EXERCISE OBJECTIVE ::
Switch "shape" to "region" in the entries from the line with "FancyBboxPatch shape <box>62 217 92 232</box>" to the line with "Text: -0,20: -0,20 <box>316 452 336 461</box>", and return only those lines with nothing else changed.

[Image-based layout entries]
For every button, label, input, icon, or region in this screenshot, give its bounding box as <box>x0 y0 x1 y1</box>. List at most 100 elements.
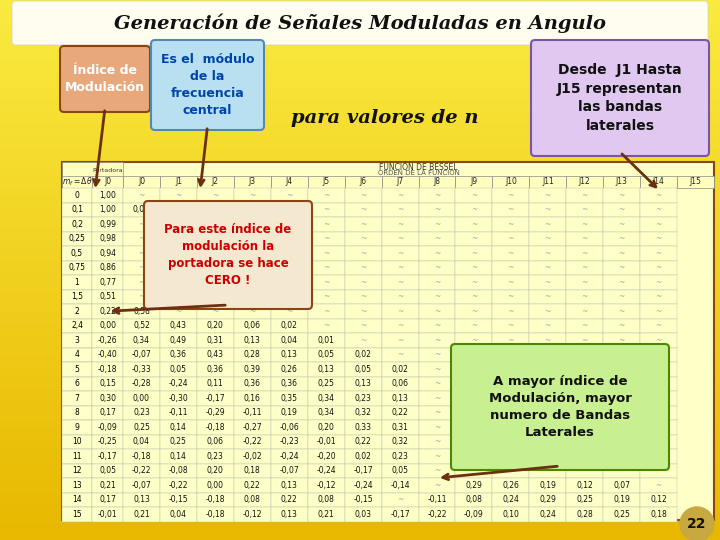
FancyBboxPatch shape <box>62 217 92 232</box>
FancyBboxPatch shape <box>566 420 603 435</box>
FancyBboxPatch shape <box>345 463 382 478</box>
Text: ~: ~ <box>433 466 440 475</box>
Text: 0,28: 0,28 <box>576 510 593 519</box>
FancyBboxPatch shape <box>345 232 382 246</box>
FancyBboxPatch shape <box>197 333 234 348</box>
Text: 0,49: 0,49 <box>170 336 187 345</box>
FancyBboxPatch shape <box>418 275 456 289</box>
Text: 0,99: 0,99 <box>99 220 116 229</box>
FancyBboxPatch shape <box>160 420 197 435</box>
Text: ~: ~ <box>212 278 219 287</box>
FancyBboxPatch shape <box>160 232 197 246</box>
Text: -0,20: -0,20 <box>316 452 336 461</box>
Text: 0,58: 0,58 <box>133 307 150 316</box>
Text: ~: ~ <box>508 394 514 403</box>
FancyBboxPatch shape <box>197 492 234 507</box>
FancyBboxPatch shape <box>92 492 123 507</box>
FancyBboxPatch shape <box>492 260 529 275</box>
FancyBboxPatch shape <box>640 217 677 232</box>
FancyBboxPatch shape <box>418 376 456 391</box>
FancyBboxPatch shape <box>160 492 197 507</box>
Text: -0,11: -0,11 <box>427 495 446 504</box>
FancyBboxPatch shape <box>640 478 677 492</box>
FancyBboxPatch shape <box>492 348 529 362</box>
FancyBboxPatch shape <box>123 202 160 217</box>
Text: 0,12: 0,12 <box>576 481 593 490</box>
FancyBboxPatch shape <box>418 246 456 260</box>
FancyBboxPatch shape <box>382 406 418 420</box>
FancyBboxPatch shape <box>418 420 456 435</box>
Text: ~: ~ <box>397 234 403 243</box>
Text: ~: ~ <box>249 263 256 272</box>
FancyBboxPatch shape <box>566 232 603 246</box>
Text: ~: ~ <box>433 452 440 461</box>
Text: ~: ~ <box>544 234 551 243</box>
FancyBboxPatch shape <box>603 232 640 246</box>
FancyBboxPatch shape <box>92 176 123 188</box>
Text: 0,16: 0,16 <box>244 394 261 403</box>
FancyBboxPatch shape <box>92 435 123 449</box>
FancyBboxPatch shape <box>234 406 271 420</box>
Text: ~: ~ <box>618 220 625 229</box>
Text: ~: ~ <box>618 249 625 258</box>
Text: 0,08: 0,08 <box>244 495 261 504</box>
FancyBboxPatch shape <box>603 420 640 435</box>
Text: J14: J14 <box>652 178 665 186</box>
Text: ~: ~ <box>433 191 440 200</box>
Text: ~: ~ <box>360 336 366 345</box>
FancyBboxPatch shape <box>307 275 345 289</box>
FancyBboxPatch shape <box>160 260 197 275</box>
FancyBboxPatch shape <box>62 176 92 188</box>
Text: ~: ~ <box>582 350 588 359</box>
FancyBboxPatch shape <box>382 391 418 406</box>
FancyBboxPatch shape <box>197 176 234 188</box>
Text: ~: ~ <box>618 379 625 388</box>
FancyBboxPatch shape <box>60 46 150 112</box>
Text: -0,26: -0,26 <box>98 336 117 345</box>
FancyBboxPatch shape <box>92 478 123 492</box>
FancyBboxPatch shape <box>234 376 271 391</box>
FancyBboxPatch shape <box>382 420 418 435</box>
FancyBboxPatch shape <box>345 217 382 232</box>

FINISHED ANSWER ::
FancyBboxPatch region <box>62 217 92 232</box>
FancyBboxPatch region <box>566 420 603 435</box>
FancyBboxPatch region <box>345 463 382 478</box>
Text: ~: ~ <box>433 466 440 475</box>
Text: 0,28: 0,28 <box>576 510 593 519</box>
FancyBboxPatch region <box>345 232 382 246</box>
FancyBboxPatch region <box>197 333 234 348</box>
Text: 0,49: 0,49 <box>170 336 187 345</box>
FancyBboxPatch region <box>418 275 456 289</box>
Text: 0,99: 0,99 <box>99 220 116 229</box>
FancyBboxPatch region <box>160 420 197 435</box>
Text: ~: ~ <box>212 278 219 287</box>
FancyBboxPatch region <box>160 232 197 246</box>
Text: -0,20: -0,20 <box>316 452 336 461</box>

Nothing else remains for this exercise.